Directive – Could you repeat the records below exactly, leaving out any pictures?

Provided entries –
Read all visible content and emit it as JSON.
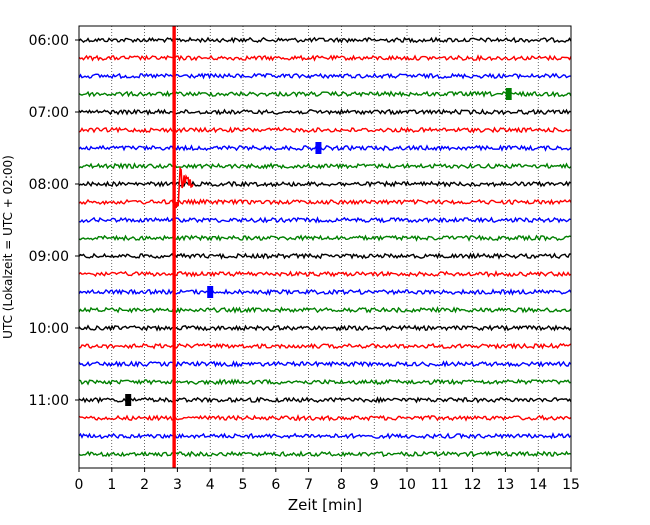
{
  "chart_data": {
    "type": "line",
    "title": "",
    "xlabel": "Zeit  [min]",
    "ylabel": "UTC (Lokalzeit = UTC + 02:00)",
    "xlim": [
      0,
      15
    ],
    "x_ticks": [
      "0",
      "1",
      "2",
      "3",
      "4",
      "5",
      "6",
      "7",
      "8",
      "9",
      "10",
      "11",
      "12",
      "13",
      "14",
      "15"
    ],
    "y_ticks": [
      "06:00",
      "07:00",
      "08:00",
      "09:00",
      "10:00",
      "11:00"
    ],
    "grid": "vertical dotted lines at each minute",
    "line_interval_minutes": 15,
    "trace_colors": [
      "#000000",
      "#ff0000",
      "#0000ff",
      "#008000"
    ],
    "traces": [
      {
        "time": "06:00",
        "color": "#000000"
      },
      {
        "time": "06:15",
        "color": "#ff0000"
      },
      {
        "time": "06:30",
        "color": "#0000ff"
      },
      {
        "time": "06:45",
        "color": "#008000"
      },
      {
        "time": "07:00",
        "color": "#000000"
      },
      {
        "time": "07:15",
        "color": "#ff0000"
      },
      {
        "time": "07:30",
        "color": "#0000ff"
      },
      {
        "time": "07:45",
        "color": "#008000"
      },
      {
        "time": "08:00",
        "color": "#000000"
      },
      {
        "time": "08:15",
        "color": "#ff0000"
      },
      {
        "time": "08:30",
        "color": "#0000ff"
      },
      {
        "time": "08:45",
        "color": "#008000"
      },
      {
        "time": "09:00",
        "color": "#000000"
      },
      {
        "time": "09:15",
        "color": "#ff0000"
      },
      {
        "time": "09:30",
        "color": "#0000ff"
      },
      {
        "time": "09:45",
        "color": "#008000"
      },
      {
        "time": "10:00",
        "color": "#000000"
      },
      {
        "time": "10:15",
        "color": "#ff0000"
      },
      {
        "time": "10:30",
        "color": "#0000ff"
      },
      {
        "time": "10:45",
        "color": "#008000"
      },
      {
        "time": "11:00",
        "color": "#000000"
      },
      {
        "time": "11:15",
        "color": "#ff0000"
      },
      {
        "time": "11:30",
        "color": "#0000ff"
      },
      {
        "time": "11:45",
        "color": "#008000"
      }
    ],
    "events": [
      {
        "type": "earthquake",
        "start_time": "08:15",
        "start_min": 2.9,
        "end_min": 3.5,
        "color": "#ff0000"
      },
      {
        "type": "spike",
        "time": "06:45",
        "min": 13.1,
        "color": "#008000"
      },
      {
        "type": "spike",
        "time": "07:30",
        "min": 7.3,
        "color": "#0000ff"
      },
      {
        "type": "spike",
        "time": "09:30",
        "min": 4.0,
        "color": "#0000ff"
      },
      {
        "type": "spike",
        "time": "11:00",
        "min": 1.5,
        "color": "#000000"
      }
    ]
  }
}
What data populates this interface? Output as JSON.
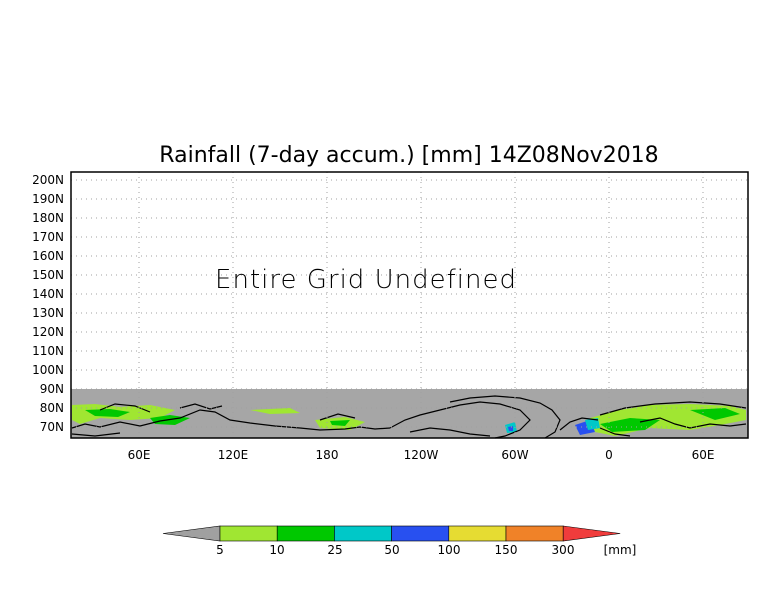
{
  "title": "Rainfall (7-day accum.) [mm] 14Z08Nov2018",
  "overlay_text": "Entire Grid Undefined",
  "lat_labels": [
    "200N",
    "190N",
    "180N",
    "170N",
    "160N",
    "150N",
    "140N",
    "130N",
    "120N",
    "110N",
    "100N",
    "90N",
    "80N",
    "70N"
  ],
  "lon_labels": [
    "60E",
    "120E",
    "180",
    "120W",
    "60W",
    "0",
    "60E"
  ],
  "legend": {
    "unit": "[mm]",
    "ticks": [
      "5",
      "10",
      "25",
      "50",
      "100",
      "150",
      "300"
    ],
    "colors": [
      "#a0a0a0",
      "#a0e632",
      "#00c800",
      "#00c8c8",
      "#2850f0",
      "#e6dc32",
      "#f08228",
      "#f03c3c"
    ]
  },
  "colors": {
    "undefined_gray": "#a6a6a6",
    "grid_dots": "#a0a0a0",
    "coast": "#000000"
  }
}
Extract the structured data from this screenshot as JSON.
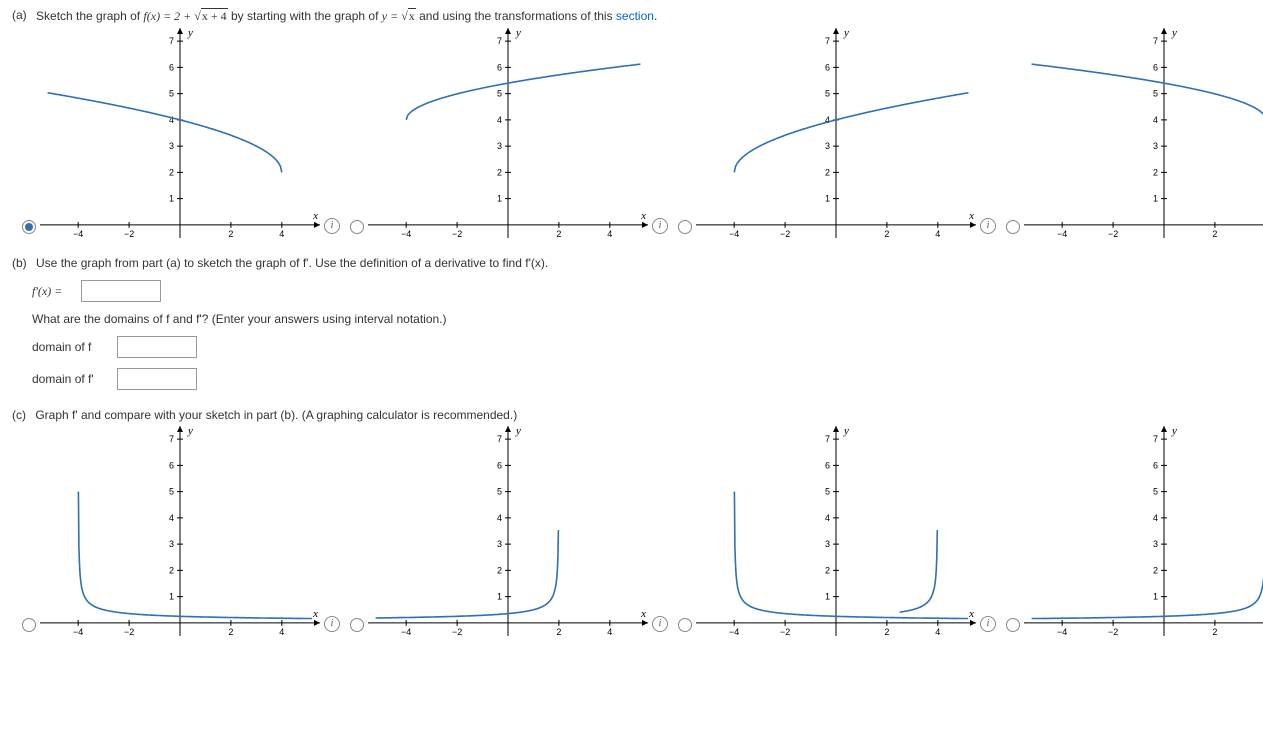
{
  "partA": {
    "label": "(a)",
    "prompt_before": "Sketch the graph of ",
    "func_lhs": "f(x) = 2 + ",
    "sqrt_arg": "x + 4",
    "prompt_mid": " by starting with the graph of ",
    "base_lhs": "y = ",
    "base_sqrt_arg": "x",
    "prompt_after": " and using the transformations of this ",
    "link_text": "section",
    "prompt_end": ".",
    "axis": {
      "xlabel": "x",
      "ylabel": "y",
      "xticks": [
        -4,
        -2,
        2,
        4
      ],
      "yticks": [
        1,
        2,
        3,
        4,
        5,
        6,
        7
      ],
      "xlim": [
        -5.5,
        5.5
      ],
      "ylim": [
        -0.5,
        7.5
      ],
      "color": "#000",
      "curve_color": "#2f6fb3",
      "curve_width": 1.6
    },
    "options": [
      {
        "selected": true,
        "curve": "neg_sqrt_left"
      },
      {
        "selected": false,
        "curve": "pos_sqrt_right"
      },
      {
        "selected": false,
        "curve": "pos_sqrt_left"
      },
      {
        "selected": false,
        "curve": "neg_sqrt_right"
      }
    ]
  },
  "partB": {
    "label": "(b)",
    "prompt": "Use the graph from part (a) to sketch the graph of f'. Use the definition of a derivative to find f'(x).",
    "fprime_label": "f'(x) =",
    "fprime_value": "",
    "domain_prompt": "What are the domains of f and f'? (Enter your answers using interval notation.)",
    "domain_f_label": "domain of f",
    "domain_f_value": "",
    "domain_fp_label": "domain of f'",
    "domain_fp_value": ""
  },
  "partC": {
    "label": "(c)",
    "prompt": "Graph f' and compare with your sketch in part (b). (A graphing calculator is recommended.)",
    "axis": {
      "xlabel": "x",
      "ylabel": "y",
      "xticks": [
        -4,
        -2,
        2,
        4
      ],
      "yticks": [
        1,
        2,
        3,
        4,
        5,
        6,
        7
      ],
      "xlim": [
        -5.5,
        5.5
      ],
      "ylim": [
        -0.5,
        7.5
      ],
      "color": "#000",
      "curve_color": "#2f6fb3",
      "curve_width": 1.6
    },
    "options": [
      {
        "selected": false,
        "curve": "deriv_left_up"
      },
      {
        "selected": false,
        "curve": "deriv_right_up_at2"
      },
      {
        "selected": false,
        "curve": "deriv_left_up_at0"
      },
      {
        "selected": false,
        "curve": "deriv_right_up"
      }
    ]
  }
}
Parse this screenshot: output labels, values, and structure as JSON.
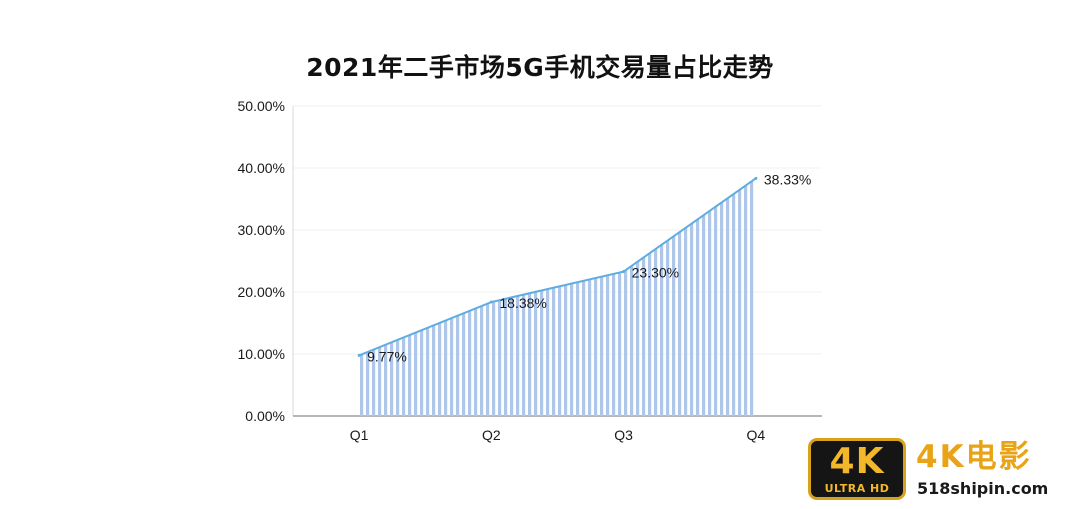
{
  "chart_data": {
    "type": "area",
    "title": "2021年二手市场5G手机交易量占比走势",
    "categories": [
      "Q1",
      "Q2",
      "Q3",
      "Q4"
    ],
    "values": [
      9.77,
      18.38,
      23.3,
      38.33
    ],
    "value_labels": [
      "9.77%",
      "18.38%",
      "23.30%",
      "38.33%"
    ],
    "ylim": [
      0,
      50
    ],
    "y_ticks": [
      0,
      10,
      20,
      30,
      40,
      50
    ],
    "y_tick_labels": [
      "0.00%",
      "10.00%",
      "20.00%",
      "30.00%",
      "40.00%",
      "50.00%"
    ],
    "grid": true,
    "legend": "none",
    "line_color": "#5dade2",
    "fill_stripe_color": "#aec6ea"
  },
  "watermark": {
    "badge_big": "4K",
    "badge_small": "ULTRA HD",
    "brand": "4K电影",
    "url": "518shipin.com"
  }
}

Exercise response –
Read all visible content and emit it as JSON.
{
  "chart_data": {
    "type": "line",
    "title": "",
    "xlabel": "Zeit  [min]",
    "ylabel": "UTC (Lokalzeit = UTC + 02:00)",
    "xlim": [
      0,
      15
    ],
    "x_ticks": [
      "0",
      "1",
      "2",
      "3",
      "4",
      "5",
      "6",
      "7",
      "8",
      "9",
      "10",
      "11",
      "12",
      "13",
      "14",
      "15"
    ],
    "y_ticks": [
      "06:00",
      "07:00",
      "08:00",
      "09:00",
      "10:00",
      "11:00"
    ],
    "grid": "vertical dotted lines at each minute",
    "line_interval_minutes": 15,
    "trace_colors": [
      "#000000",
      "#ff0000",
      "#0000ff",
      "#008000"
    ],
    "traces": [
      {
        "time": "06:00",
        "color": "#000000"
      },
      {
        "time": "06:15",
        "color": "#ff0000"
      },
      {
        "time": "06:30",
        "color": "#0000ff"
      },
      {
        "time": "06:45",
        "color": "#008000"
      },
      {
        "time": "07:00",
        "color": "#000000"
      },
      {
        "time": "07:15",
        "color": "#ff0000"
      },
      {
        "time": "07:30",
        "color": "#0000ff"
      },
      {
        "time": "07:45",
        "color": "#008000"
      },
      {
        "time": "08:00",
        "color": "#000000"
      },
      {
        "time": "08:15",
        "color": "#ff0000"
      },
      {
        "time": "08:30",
        "color": "#0000ff"
      },
      {
        "time": "08:45",
        "color": "#008000"
      },
      {
        "time": "09:00",
        "color": "#000000"
      },
      {
        "time": "09:15",
        "color": "#ff0000"
      },
      {
        "time": "09:30",
        "color": "#0000ff"
      },
      {
        "time": "09:45",
        "color": "#008000"
      },
      {
        "time": "10:00",
        "color": "#000000"
      },
      {
        "time": "10:15",
        "color": "#ff0000"
      },
      {
        "time": "10:30",
        "color": "#0000ff"
      },
      {
        "time": "10:45",
        "color": "#008000"
      },
      {
        "time": "11:00",
        "color": "#000000"
      },
      {
        "time": "11:15",
        "color": "#ff0000"
      },
      {
        "time": "11:30",
        "color": "#0000ff"
      },
      {
        "time": "11:45",
        "color": "#008000"
      }
    ],
    "events": [
      {
        "type": "earthquake",
        "start_time": "08:15",
        "start_min": 2.9,
        "end_min": 3.5,
        "color": "#ff0000"
      },
      {
        "type": "spike",
        "time": "06:45",
        "min": 13.1,
        "color": "#008000"
      },
      {
        "type": "spike",
        "time": "07:30",
        "min": 7.3,
        "color": "#0000ff"
      },
      {
        "type": "spike",
        "time": "09:30",
        "min": 4.0,
        "color": "#0000ff"
      },
      {
        "type": "spike",
        "time": "11:00",
        "min": 1.5,
        "color": "#000000"
      }
    ]
  }
}
What data populates this interface? Output as JSON.
{
  "title": "Rainfall (7-day accum.) [mm] 14Z08Nov2018",
  "overlay_text": "Entire Grid Undefined",
  "lat_labels": [
    "200N",
    "190N",
    "180N",
    "170N",
    "160N",
    "150N",
    "140N",
    "130N",
    "120N",
    "110N",
    "100N",
    "90N",
    "80N",
    "70N"
  ],
  "lon_labels": [
    "60E",
    "120E",
    "180",
    "120W",
    "60W",
    "0",
    "60E"
  ],
  "legend": {
    "unit": "[mm]",
    "ticks": [
      "5",
      "10",
      "25",
      "50",
      "100",
      "150",
      "300"
    ],
    "colors": [
      "#a0a0a0",
      "#a0e632",
      "#00c800",
      "#00c8c8",
      "#2850f0",
      "#e6dc32",
      "#f08228",
      "#f03c3c"
    ]
  },
  "colors": {
    "undefined_gray": "#a6a6a6",
    "grid_dots": "#a0a0a0",
    "coast": "#000000"
  }
}
Extract the structured data from this screenshot as JSON.
{
  "partA": {
    "label": "(a)",
    "prompt_before": "Sketch the graph of ",
    "func_lhs": "f(x) = 2 + ",
    "sqrt_arg": "x + 4",
    "prompt_mid": " by starting with the graph of ",
    "base_lhs": "y = ",
    "base_sqrt_arg": "x",
    "prompt_after": " and using the transformations of this ",
    "link_text": "section",
    "prompt_end": ".",
    "axis": {
      "xlabel": "x",
      "ylabel": "y",
      "xticks": [
        -4,
        -2,
        2,
        4
      ],
      "yticks": [
        1,
        2,
        3,
        4,
        5,
        6,
        7
      ],
      "xlim": [
        -5.5,
        5.5
      ],
      "ylim": [
        -0.5,
        7.5
      ],
      "color": "#000",
      "curve_color": "#2f6fb3",
      "curve_width": 1.6
    },
    "options": [
      {
        "selected": true,
        "curve": "neg_sqrt_left"
      },
      {
        "selected": false,
        "curve": "pos_sqrt_right"
      },
      {
        "selected": false,
        "curve": "pos_sqrt_left"
      },
      {
        "selected": false,
        "curve": "neg_sqrt_right"
      }
    ]
  },
  "partB": {
    "label": "(b)",
    "prompt": "Use the graph from part (a) to sketch the graph of f'. Use the definition of a derivative to find f'(x).",
    "fprime_label": "f'(x) =",
    "fprime_value": "",
    "domain_prompt": "What are the domains of f and f'? (Enter your answers using interval notation.)",
    "domain_f_label": "domain of f",
    "domain_f_value": "",
    "domain_fp_label": "domain of f'",
    "domain_fp_value": ""
  },
  "partC": {
    "label": "(c)",
    "prompt": "Graph f' and compare with your sketch in part (b). (A graphing calculator is recommended.)",
    "axis": {
      "xlabel": "x",
      "ylabel": "y",
      "xticks": [
        -4,
        -2,
        2,
        4
      ],
      "yticks": [
        1,
        2,
        3,
        4,
        5,
        6,
        7
      ],
      "xlim": [
        -5.5,
        5.5
      ],
      "ylim": [
        -0.5,
        7.5
      ],
      "color": "#000",
      "curve_color": "#2f6fb3",
      "curve_width": 1.6
    },
    "options": [
      {
        "selected": false,
        "curve": "deriv_left_up"
      },
      {
        "selected": false,
        "curve": "deriv_right_up_at2"
      },
      {
        "selected": false,
        "curve": "deriv_left_up_at0"
      },
      {
        "selected": false,
        "curve": "deriv_right_up"
      }
    ]
  }
}
Parse this screenshot: output labels, values, and structure as JSON.
{
  "chart_data": {
    "type": "area",
    "title": "2021年二手市场5G手机交易量占比走势",
    "categories": [
      "Q1",
      "Q2",
      "Q3",
      "Q4"
    ],
    "values": [
      9.77,
      18.38,
      23.3,
      38.33
    ],
    "value_labels": [
      "9.77%",
      "18.38%",
      "23.30%",
      "38.33%"
    ],
    "ylim": [
      0,
      50
    ],
    "y_ticks": [
      0,
      10,
      20,
      30,
      40,
      50
    ],
    "y_tick_labels": [
      "0.00%",
      "10.00%",
      "20.00%",
      "30.00%",
      "40.00%",
      "50.00%"
    ],
    "grid": true,
    "legend": "none",
    "line_color": "#5dade2",
    "fill_stripe_color": "#aec6ea"
  },
  "watermark": {
    "badge_big": "4K",
    "badge_small": "ULTRA HD",
    "brand": "4K电影",
    "url": "518shipin.com"
  }
}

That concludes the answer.